### GIVEN RECORDS
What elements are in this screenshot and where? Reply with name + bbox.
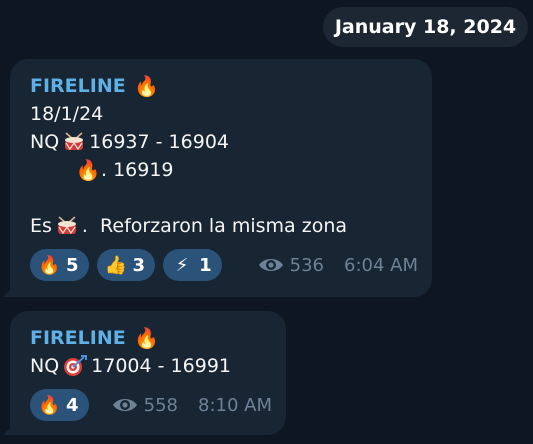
nq-range: 16937 - 16904 <box>89 131 229 153</box>
message-line-nq: NQ 17004 - 16991 <box>30 352 272 380</box>
reaction-fire[interactable]: 🔥 4 <box>30 389 89 421</box>
reaction-count: 3 <box>132 254 146 276</box>
es-prefix: Es <box>30 215 52 237</box>
message-time: 8:10 AM <box>198 394 272 416</box>
reaction-count: 5 <box>66 254 79 276</box>
message-bubble[interactable]: FIRELINE 🔥 NQ 17004 - 16991 🔥 4 558 8:10… <box>10 311 286 435</box>
view-count: 558 <box>143 394 178 416</box>
fire-icon: 🔥 <box>134 326 160 350</box>
level-value: . 16919 <box>101 159 174 181</box>
nq-range: 17004 - 16991 <box>91 355 231 377</box>
message-footer: 🔥 5 👍 3 ⚡ 1 536 6:04 AM <box>30 249 418 281</box>
target-icon <box>64 355 88 376</box>
eye-icon <box>112 399 137 411</box>
message-footer: 🔥 4 558 8:10 AM <box>30 389 272 421</box>
lightning-icon: ⚡ <box>175 254 189 276</box>
reaction-thumbs-up[interactable]: 👍 3 <box>96 249 156 281</box>
view-count: 536 <box>289 254 324 276</box>
es-text: . Reforzaron la misma zona <box>81 215 348 237</box>
reaction-count: 4 <box>66 394 79 416</box>
date-separator: January 18, 2024 <box>323 7 528 47</box>
message-line-es: Es . Reforzaron la misma zona <box>30 212 418 240</box>
drum-icon <box>65 132 84 151</box>
message-meta: 558 8:10 AM <box>112 395 272 416</box>
message-line-level: 🔥 . 16919 <box>30 156 418 184</box>
sender-name[interactable]: FIRELINE <box>30 324 126 352</box>
message-meta: 536 6:04 AM <box>258 255 418 276</box>
message-line-nq: NQ 16937 - 16904 <box>30 128 418 156</box>
message-time: 6:04 AM <box>344 254 418 276</box>
drum-icon <box>57 216 76 235</box>
nq-prefix: NQ <box>30 355 60 377</box>
fire-icon: 🔥 <box>38 394 61 416</box>
fire-icon: 🔥 <box>75 158 101 182</box>
eye-icon <box>258 259 283 271</box>
fire-icon: 🔥 <box>134 74 160 98</box>
nq-prefix: NQ <box>30 131 60 153</box>
reaction-count: 1 <box>199 254 212 276</box>
message-line-date: 18/1/24 <box>30 103 104 125</box>
fire-icon: 🔥 <box>38 254 61 276</box>
sender-row: FIRELINE 🔥 <box>30 324 272 352</box>
reaction-lightning[interactable]: ⚡ 1 <box>163 249 222 281</box>
message-bubble[interactable]: FIRELINE 🔥 18/1/24 NQ 16937 - 16904 🔥 . … <box>10 59 432 297</box>
thumbs-up-icon: 👍 <box>104 254 127 276</box>
sender-name[interactable]: FIRELINE <box>30 72 126 100</box>
reaction-fire[interactable]: 🔥 5 <box>30 249 89 281</box>
sender-row: FIRELINE 🔥 <box>30 72 418 100</box>
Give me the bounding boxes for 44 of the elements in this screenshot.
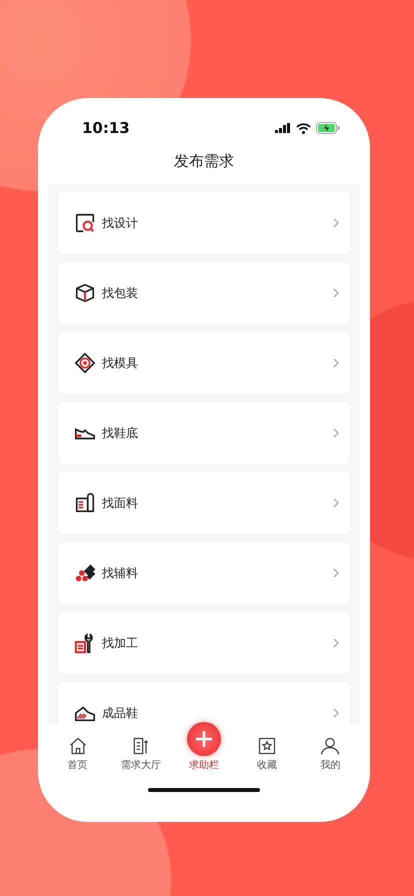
- person-icon: [320, 736, 340, 756]
- category-label: 找模具: [102, 354, 139, 372]
- chevron-right-icon: [332, 218, 340, 228]
- home-icon: [68, 736, 88, 756]
- chevron-right-icon: [332, 708, 340, 718]
- chevron-right-icon: [332, 498, 340, 508]
- tab-bar-item[interactable]: 首页: [48, 736, 107, 772]
- tab-bar-item[interactable]: 我的: [301, 736, 360, 772]
- target-icon: [74, 352, 96, 374]
- category-label: 找设计: [102, 214, 139, 232]
- wrench-icon: [74, 632, 96, 654]
- page-title: 发布需求: [174, 152, 234, 172]
- category-label: 找包装: [102, 284, 139, 302]
- category-label: 成品鞋: [102, 704, 139, 722]
- box-icon: [74, 282, 96, 304]
- chevron-right-icon: [332, 288, 340, 298]
- category-label: 找鞋底: [102, 424, 139, 442]
- category-label: 找面料: [102, 494, 139, 512]
- category-item[interactable]: 找模具: [58, 332, 350, 394]
- tab-bar-item[interactable]: 收藏: [238, 736, 296, 772]
- category-item[interactable]: 找鞋底: [58, 402, 350, 464]
- signal-icon: [275, 123, 291, 133]
- category-item[interactable]: 找辅料: [58, 542, 350, 604]
- spools-icon: [74, 562, 96, 584]
- category-item[interactable]: 找包装: [58, 262, 350, 324]
- search-frame-icon: [74, 212, 96, 234]
- wifi-icon: [296, 122, 311, 134]
- category-label: 找辅料: [102, 564, 139, 582]
- document-icon: [130, 736, 151, 756]
- chevron-right-icon: [332, 428, 340, 438]
- status-time: 10:13: [82, 119, 130, 137]
- chevron-right-icon: [332, 358, 340, 368]
- battery-icon: [316, 122, 340, 134]
- chevron-right-icon: [332, 568, 340, 578]
- chevron-right-icon: [332, 638, 340, 648]
- tab-bar-item[interactable]: 需求大厅: [112, 736, 170, 772]
- fabric-roll-icon: [74, 492, 96, 514]
- category-item[interactable]: 找面料: [58, 472, 350, 534]
- tab-bar-item[interactable]: 求助栏: [174, 722, 233, 772]
- category-label: 找加工: [102, 634, 139, 652]
- category-item[interactable]: 找加工: [58, 612, 350, 674]
- plus-icon: [186, 722, 221, 756]
- category-item[interactable]: 找设计: [58, 192, 350, 254]
- category-item[interactable]: 成品鞋: [58, 682, 350, 724]
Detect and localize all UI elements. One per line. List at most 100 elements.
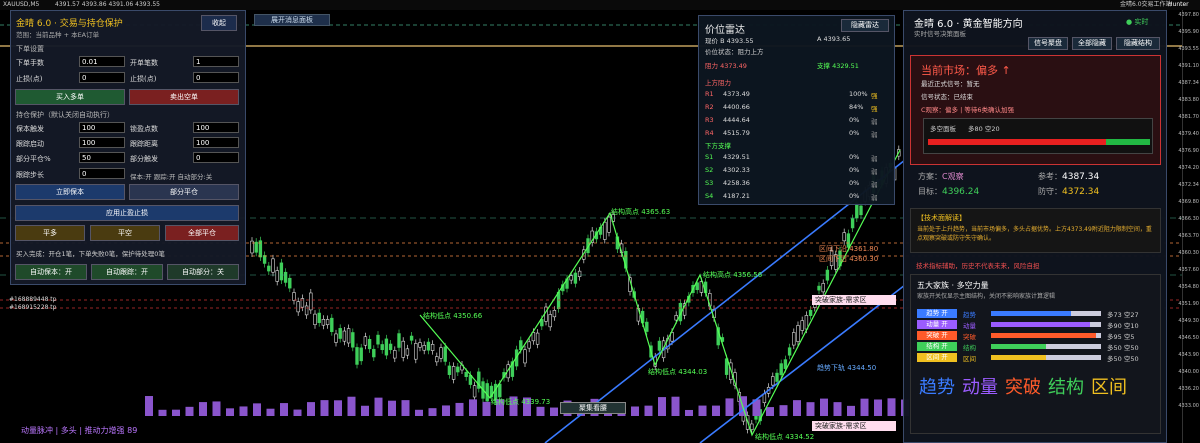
candle-body — [267, 265, 271, 272]
candle-body — [288, 277, 292, 289]
candle-body — [607, 216, 611, 233]
price-tick: 4333.00 — [1178, 403, 1199, 409]
candle-body — [443, 346, 447, 362]
auto-partial-toggle[interactable]: 自动部分：关 — [167, 264, 239, 280]
candle-body — [338, 328, 342, 339]
struct-low-label: 结构低点 4350.66 — [423, 312, 483, 320]
level-pct: 0% — [849, 153, 860, 161]
close-all-button[interactable]: 全部平仓 — [165, 225, 239, 241]
family-toggle[interactable]: 突破 开 — [917, 331, 957, 340]
signal-button[interactable]: 信号聚盘 — [1028, 37, 1068, 50]
level-name: R1 — [705, 90, 714, 98]
level-strength: 弱 — [871, 118, 878, 126]
candle-body — [325, 319, 330, 326]
family-toggle[interactable]: 结构 开 — [917, 342, 957, 351]
panel-title: 金晴 6.0 · 交易与持仓保护 — [16, 19, 123, 29]
level-price: 4400.66 — [723, 103, 750, 111]
price-tick: 4360.30 — [1178, 250, 1199, 256]
candle-body — [317, 312, 321, 323]
tp-input[interactable]: 0 — [193, 72, 239, 83]
candle-body — [855, 202, 859, 219]
down-header: 下方支撑 — [705, 142, 731, 150]
candle-body — [435, 356, 439, 363]
families-box: 五大家族 · 多空力量 家族开关仅显示主图结构，关闭不影响家族计算逻辑 趋势 开… — [910, 274, 1161, 434]
partial-pct-input[interactable]: 50 — [79, 152, 125, 163]
trail-start-input[interactable]: 100 — [79, 137, 125, 148]
demand-zone-label: 突破家族-需求区 — [812, 421, 896, 431]
trail-step-input[interactable]: 0 — [79, 168, 125, 179]
partial-close-button[interactable]: 部分平仓 — [129, 184, 239, 200]
hide-all-button[interactable]: 全部隐藏 — [1072, 37, 1112, 50]
partial-trigger-label: 部分触发 — [130, 155, 158, 163]
momentum-status: 动量脉冲 | 多头 | 推动力增强 89 — [21, 426, 138, 435]
sl-input[interactable]: 0 — [79, 72, 125, 83]
candle-body — [808, 309, 813, 316]
struct-high-label: 结构高点 4356.56 — [703, 271, 763, 279]
radar-support: 支撑 4329.51 — [817, 62, 859, 70]
price-tick: 4374.20 — [1178, 165, 1199, 171]
lot-input[interactable]: 0.01 — [79, 56, 125, 67]
auto-be-toggle[interactable]: 自动保本：开 — [15, 264, 87, 280]
apply-sltp-button[interactable]: 应用止盈止损 — [15, 205, 239, 221]
close-long-button[interactable]: 平多 — [15, 225, 85, 241]
defense-value: 4372.34 — [1062, 187, 1100, 197]
be-trigger-input[interactable]: 100 — [79, 122, 125, 133]
volume-bar — [293, 409, 302, 416]
count-input[interactable]: 1 — [193, 56, 239, 67]
volume-bar — [442, 405, 450, 416]
buy-button[interactable]: 买入多单 — [15, 89, 125, 105]
price-tick: 4387.34 — [1178, 80, 1199, 86]
candle-body — [309, 292, 313, 311]
price-axis[interactable]: 4397.80 4395.90 4393.55 4391.10 4387.34 4383.… — [1178, 10, 1200, 443]
close-short-button[interactable]: 平空 — [90, 225, 160, 241]
candle-body — [334, 333, 338, 343]
hide-struct-button[interactable]: 隐藏结构 — [1116, 37, 1160, 50]
hide-radar-button[interactable]: 隐藏雷达 — [841, 19, 889, 32]
center-tag[interactable]: 聚集看腰 — [560, 402, 626, 414]
sell-button[interactable]: 卖出空单 — [129, 89, 239, 105]
family-toggle[interactable]: 动量 开 — [917, 320, 957, 329]
auto-trail-toggle[interactable]: 自动跟踪：开 — [91, 264, 163, 280]
candle-body — [657, 340, 662, 351]
lock-label: 锁盈点数 — [130, 125, 158, 133]
candle-body — [825, 269, 830, 281]
collapse-button[interactable]: 收起 — [201, 15, 237, 31]
defense-label: 防守： — [1038, 187, 1062, 196]
volume-bar — [239, 406, 248, 416]
user-label[interactable]: Hunter — [1168, 0, 1189, 10]
level-strength: 强 — [871, 92, 878, 100]
tech-title: 【技术面解读】 — [917, 214, 966, 222]
candle-body — [367, 339, 372, 350]
volume-bar — [172, 409, 180, 416]
candle-body — [552, 309, 557, 318]
partial-trigger-input[interactable]: 0 — [193, 152, 239, 163]
candle-body — [821, 283, 825, 293]
lock-input[interactable]: 100 — [193, 122, 239, 133]
struct-low-label: 结构低点 4339.73 — [491, 398, 551, 406]
volume-bar — [266, 408, 275, 416]
candle-body — [804, 315, 809, 330]
candle-body — [527, 341, 531, 349]
level-name: S3 — [705, 179, 714, 187]
family-bar — [991, 322, 1101, 327]
breakeven-button[interactable]: 立即保本 — [15, 184, 125, 200]
bid-price: 现价 B 4393.55 — [705, 37, 754, 45]
struct-low-label: 结构低点 4344.03 — [648, 368, 708, 376]
expand-news-tag[interactable]: 展开消息面板 — [254, 14, 330, 26]
candle-body — [346, 328, 351, 344]
volume-bar — [644, 405, 653, 416]
trade-protect-panel: 金晴 6.0 · 交易与持仓保护 范围：当前品种 + 本EA订单 收起 下单设置… — [10, 10, 246, 285]
volume-bar — [725, 398, 734, 416]
candle-body — [393, 350, 397, 359]
trail-dist-input[interactable]: 100 — [193, 137, 239, 148]
level-strength: 强 — [871, 105, 878, 113]
candle-body — [792, 332, 796, 346]
action-log: 买入完成：开仓1笔，下单失败0笔，保护待处理0笔 — [16, 250, 165, 258]
candle-body — [787, 347, 792, 356]
level-name: R4 — [705, 129, 714, 137]
family-bar-fill — [991, 322, 1090, 327]
family-toggle[interactable]: 区间 开 — [917, 353, 957, 362]
family-toggle[interactable]: 趋势 开 — [917, 309, 957, 318]
family-label: 区间 — [963, 355, 976, 363]
candle-body — [750, 423, 754, 430]
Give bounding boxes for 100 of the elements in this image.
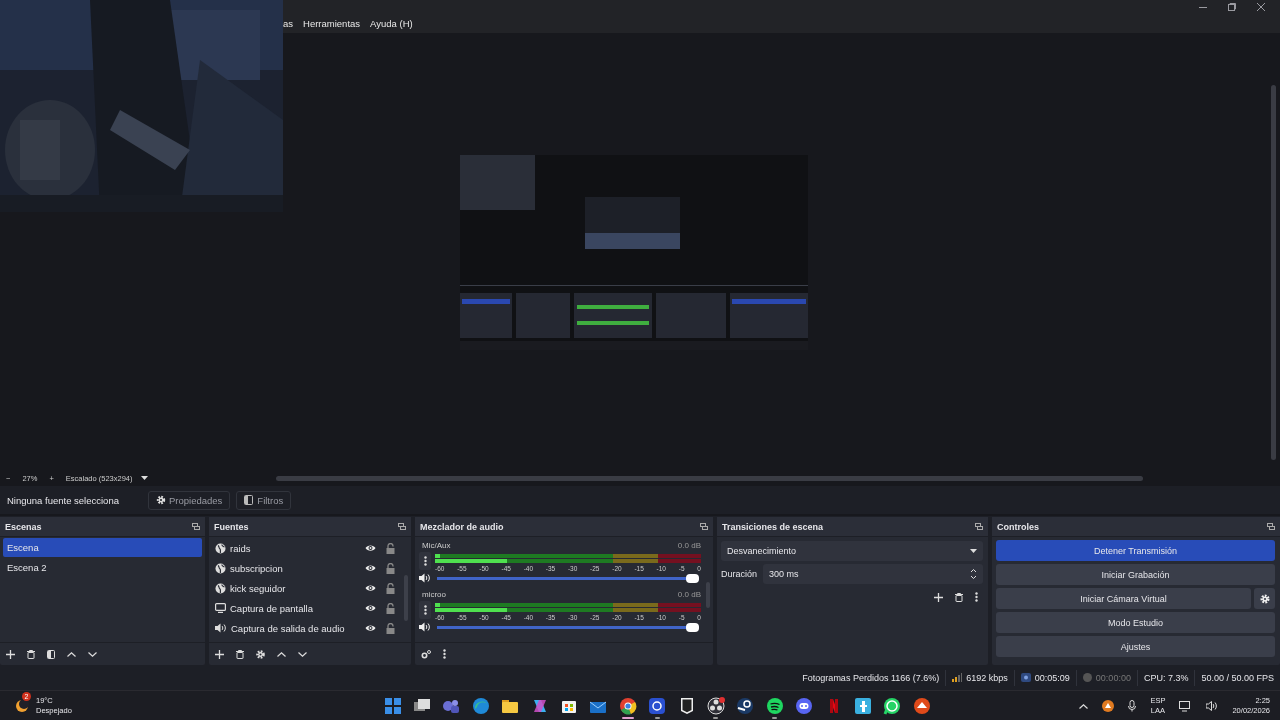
unlocked-icon[interactable] [386, 622, 395, 634]
scrollbar[interactable] [1271, 85, 1276, 460]
filter-icon[interactable] [47, 649, 55, 659]
menu-item[interactable]: as [283, 18, 294, 29]
chevron-up-icon[interactable] [1079, 703, 1089, 709]
source-name[interactable]: Captura de salida de audio [231, 622, 361, 634]
gear-icon[interactable] [256, 649, 265, 659]
more-options-icon[interactable] [423, 556, 427, 566]
context-label: Ninguna fuente selecciona [7, 494, 119, 506]
unlocked-icon[interactable] [386, 602, 395, 614]
advanced-audio-icon[interactable] [421, 649, 431, 659]
control-button[interactable]: Ajustes [996, 636, 1275, 657]
channel-menu-button[interactable] [419, 601, 431, 619]
source-name[interactable]: Captura de pantalla [230, 602, 361, 614]
more-options-icon[interactable] [423, 605, 427, 615]
folder-icon[interactable] [501, 697, 520, 715]
trash-icon[interactable] [236, 649, 244, 659]
source-name[interactable]: subscripcion [230, 562, 361, 574]
add-icon[interactable] [6, 649, 15, 659]
trash-icon[interactable] [955, 592, 963, 602]
duration-label: Duración [721, 569, 758, 579]
eye-icon[interactable] [365, 564, 376, 572]
unlocked-icon[interactable] [386, 542, 395, 554]
globe-icon [215, 562, 226, 574]
app-icon[interactable] [648, 697, 667, 715]
volume-reading: 0.0 dB [677, 541, 701, 552]
app-icon[interactable] [736, 697, 755, 715]
menu-item[interactable]: Herramientas [303, 18, 361, 29]
close-icon[interactable] [1257, 3, 1265, 11]
microphone-icon[interactable] [1128, 700, 1137, 712]
more-options-icon[interactable] [443, 649, 446, 659]
control-button[interactable]: Iniciar Cámara Virtual [996, 588, 1251, 609]
music-icon[interactable] [765, 697, 784, 715]
settings-button[interactable] [1254, 588, 1275, 609]
filters-button[interactable]: Filtros [236, 490, 292, 510]
channel-name: Mic/Aux [422, 541, 451, 552]
dock-title: Controles [997, 521, 1039, 532]
eye-icon[interactable] [365, 584, 376, 592]
speaker-icon[interactable] [419, 622, 431, 632]
add-icon[interactable] [934, 592, 943, 602]
undock-icon[interactable] [398, 523, 406, 530]
source-name[interactable]: raids [230, 542, 361, 554]
undock-icon[interactable] [700, 523, 708, 530]
dock-title: Fuentes [214, 521, 249, 532]
control-button[interactable]: Detener Transmisión [996, 540, 1275, 561]
app-icon[interactable] [853, 697, 872, 715]
channel-menu-button[interactable] [419, 552, 431, 570]
app-icon[interactable] [442, 697, 461, 715]
control-button[interactable]: Modo Estudio [996, 612, 1275, 633]
scene-item[interactable]: Escena [3, 538, 202, 557]
monitor-icon [215, 603, 226, 613]
bitrate: 6192 kbps [966, 672, 1008, 683]
scene-item[interactable]: Escena 2 [3, 558, 202, 577]
volume-slider[interactable] [437, 576, 699, 580]
start-icon[interactable] [383, 697, 402, 715]
control-button[interactable]: Iniciar Grabación [996, 564, 1275, 585]
duration-field[interactable]: 300 ms [763, 564, 983, 584]
record-time: 00:00:00 [1095, 672, 1131, 683]
browser-icon[interactable] [618, 697, 637, 715]
record-icon [1082, 673, 1092, 682]
gear-icon [1259, 593, 1270, 604]
source-name[interactable]: kick seguidor [230, 582, 361, 594]
eye-icon[interactable] [365, 624, 376, 632]
app-icon[interactable] [912, 697, 931, 715]
eye-icon[interactable] [365, 604, 376, 612]
trash-icon[interactable] [27, 649, 35, 659]
dropdown-caret-icon[interactable] [140, 476, 148, 480]
app-icon[interactable] [707, 697, 725, 715]
unlocked-icon[interactable] [386, 582, 395, 594]
scrollbar[interactable] [275, 475, 1143, 481]
channel-name: microo [422, 590, 446, 601]
transition-dropdown[interactable]: Desvanecimiento [721, 541, 983, 561]
chat-icon[interactable] [795, 697, 814, 715]
globe-icon [215, 582, 226, 594]
speaker-icon[interactable] [419, 573, 431, 583]
properties-button[interactable]: Propiedades [147, 490, 231, 510]
dock-title: Transiciones de escena [722, 521, 824, 532]
gear-icon [155, 495, 166, 505]
dock-title: Escenas [5, 521, 42, 532]
undock-icon[interactable] [1267, 523, 1275, 530]
chat-icon[interactable] [883, 697, 902, 715]
app-icon[interactable] [1102, 700, 1115, 712]
stream-icon [1020, 673, 1031, 682]
more-options-icon[interactable] [975, 592, 978, 602]
dock-title: Mezclador de audio [420, 521, 504, 532]
volume-slider[interactable] [437, 625, 699, 629]
browser-icon[interactable] [471, 697, 490, 715]
network-icon[interactable] [1179, 700, 1193, 712]
cpu-usage: CPU: 7.3% [1143, 672, 1189, 683]
restore-icon[interactable] [1228, 3, 1236, 11]
undock-icon[interactable] [192, 523, 200, 530]
unlocked-icon[interactable] [386, 562, 395, 574]
dropdown-caret-icon [970, 549, 977, 553]
eye-icon[interactable] [365, 544, 376, 552]
speaker-icon[interactable] [1206, 701, 1219, 711]
add-icon[interactable] [215, 649, 224, 659]
undock-icon[interactable] [975, 523, 983, 530]
menu-item[interactable]: Ayuda (H) [370, 18, 413, 29]
volume-reading: 0.0 dB [677, 590, 701, 601]
speaker-icon [215, 623, 227, 633]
######
WHAT IS EXPECTED
Rewrite the lines from the one with "nq-range: 16937 - 16904" up to and including the one with "sender-row: FIRELINE 🔥 <box>30 324", swapping "fire-icon" for "flame-icon" and keeping everything else unchanged.

EXERCISE ANSWER
nq-range: 16937 - 16904 <box>89 131 229 153</box>
message-line-nq: NQ 17004 - 16991 <box>30 352 272 380</box>
reaction-fire[interactable]: 🔥 4 <box>30 389 89 421</box>
reaction-count: 3 <box>132 254 146 276</box>
es-prefix: Es <box>30 215 52 237</box>
message-time: 8:10 AM <box>198 394 272 416</box>
reaction-count: 5 <box>66 254 79 276</box>
message-bubble[interactable]: FIRELINE 🔥 NQ 17004 - 16991 🔥 4 558 8:10… <box>10 311 286 435</box>
view-count: 558 <box>143 394 178 416</box>
flame-icon: 🔥 <box>134 326 160 350</box>
level-value: . 16919 <box>101 159 174 181</box>
nq-range: 17004 - 16991 <box>91 355 231 377</box>
message-footer: 🔥 5 👍 3 ⚡ 1 536 6:04 AM <box>30 249 418 281</box>
target-icon <box>64 355 88 376</box>
eye-icon <box>112 399 137 411</box>
message-footer: 🔥 4 558 8:10 AM <box>30 389 272 421</box>
lightning-icon: ⚡ <box>175 254 189 276</box>
reaction-thumbs-up[interactable]: 👍 3 <box>96 249 156 281</box>
view-count: 536 <box>289 254 324 276</box>
es-text: . Reforzaron la misma zona <box>81 215 348 237</box>
reaction-count: 4 <box>66 394 79 416</box>
date-separator: January 18, 2024 <box>323 7 528 47</box>
message-line-es: Es . Reforzaron la misma zona <box>30 212 418 240</box>
drum-icon <box>65 132 84 151</box>
message-meta: 558 8:10 AM <box>112 395 272 416</box>
message-line-level: 🔥 . 16919 <box>30 156 418 184</box>
sender-name[interactable]: FIRELINE <box>30 324 126 352</box>
message-meta: 536 6:04 AM <box>258 255 418 276</box>
message-line-nq: NQ 16937 - 16904 <box>30 128 418 156</box>
message-time: 6:04 AM <box>344 254 418 276</box>
drum-icon <box>57 216 76 235</box>
nq-prefix: NQ <box>30 355 60 377</box>
flame-icon: 🔥 <box>38 394 61 416</box>
flame-icon: 🔥 <box>75 158 101 182</box>
eye-icon <box>258 259 283 271</box>
flame-icon: 🔥 <box>134 74 160 98</box>
nq-prefix: NQ <box>30 131 60 153</box>
reaction-count: 1 <box>199 254 212 276</box>
message-line-date: 18/1/24 <box>30 103 104 125</box>
flame-icon: 🔥 <box>38 254 61 276</box>
sender-row: FIRELINE 🔥 <box>30 324 272 352</box>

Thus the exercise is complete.